**Set task:** Go through the records and show each line where the word "водного" occurs.

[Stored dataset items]
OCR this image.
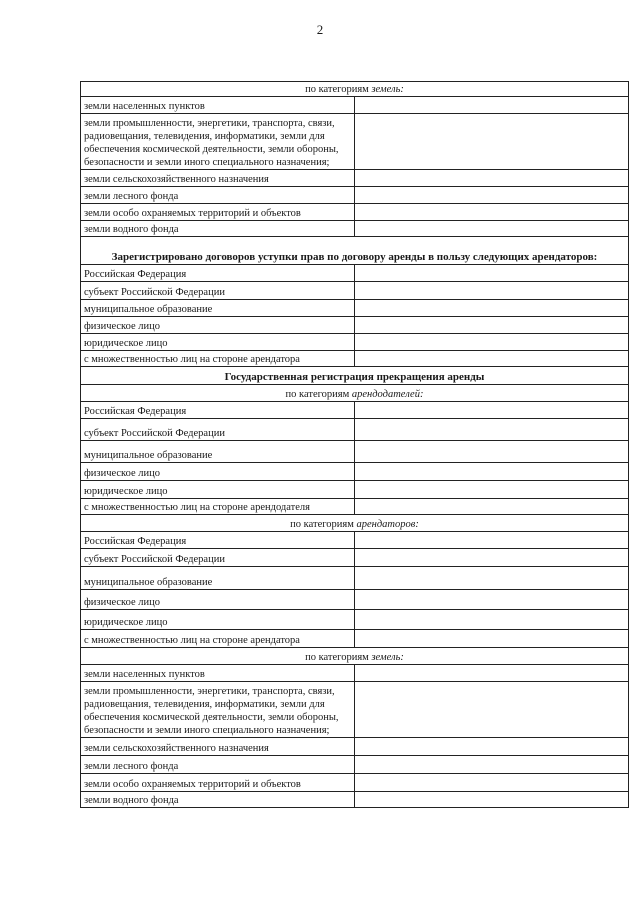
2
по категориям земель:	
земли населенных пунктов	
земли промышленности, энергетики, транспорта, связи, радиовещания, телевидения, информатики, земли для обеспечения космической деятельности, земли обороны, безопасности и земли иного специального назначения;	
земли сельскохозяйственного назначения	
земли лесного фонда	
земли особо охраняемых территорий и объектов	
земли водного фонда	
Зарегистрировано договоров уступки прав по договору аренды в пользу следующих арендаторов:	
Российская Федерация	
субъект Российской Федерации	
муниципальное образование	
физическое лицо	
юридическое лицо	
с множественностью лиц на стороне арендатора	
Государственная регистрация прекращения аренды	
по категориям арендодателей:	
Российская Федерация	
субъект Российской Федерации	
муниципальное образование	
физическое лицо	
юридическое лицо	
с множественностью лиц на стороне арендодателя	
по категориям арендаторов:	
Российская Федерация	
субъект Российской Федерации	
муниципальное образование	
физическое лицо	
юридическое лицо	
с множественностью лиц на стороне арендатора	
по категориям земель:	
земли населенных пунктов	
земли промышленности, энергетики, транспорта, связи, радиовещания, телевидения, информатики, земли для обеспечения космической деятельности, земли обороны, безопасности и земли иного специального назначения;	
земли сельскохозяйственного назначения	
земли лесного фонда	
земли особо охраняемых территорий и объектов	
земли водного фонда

...

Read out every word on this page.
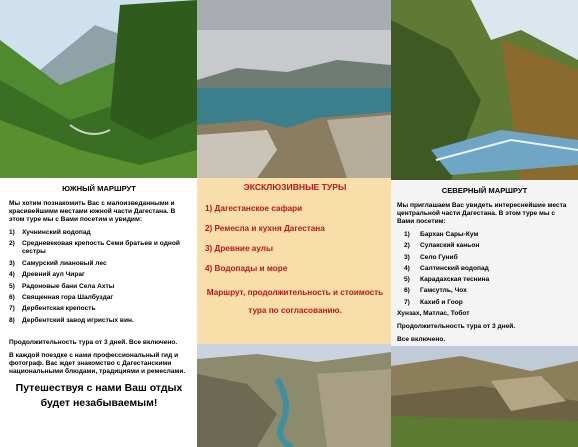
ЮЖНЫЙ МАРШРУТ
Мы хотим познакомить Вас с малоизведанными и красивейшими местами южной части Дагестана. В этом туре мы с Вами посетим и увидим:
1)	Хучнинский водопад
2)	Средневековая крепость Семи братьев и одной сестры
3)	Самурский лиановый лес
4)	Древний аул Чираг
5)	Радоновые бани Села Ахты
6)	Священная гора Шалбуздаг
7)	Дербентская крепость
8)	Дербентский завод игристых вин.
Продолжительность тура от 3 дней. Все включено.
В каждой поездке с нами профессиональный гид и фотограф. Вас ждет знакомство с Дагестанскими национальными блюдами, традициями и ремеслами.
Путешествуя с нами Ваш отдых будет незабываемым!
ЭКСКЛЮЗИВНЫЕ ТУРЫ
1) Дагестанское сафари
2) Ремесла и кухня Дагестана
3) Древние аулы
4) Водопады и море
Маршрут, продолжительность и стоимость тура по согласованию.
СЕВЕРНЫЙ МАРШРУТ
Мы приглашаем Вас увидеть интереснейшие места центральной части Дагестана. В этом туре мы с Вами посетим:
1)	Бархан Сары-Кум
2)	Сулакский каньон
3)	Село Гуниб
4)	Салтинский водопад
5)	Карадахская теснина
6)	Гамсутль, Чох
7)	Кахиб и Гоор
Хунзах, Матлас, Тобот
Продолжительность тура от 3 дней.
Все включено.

**Result of the task:**
земли водного фонда	
земли водного фонда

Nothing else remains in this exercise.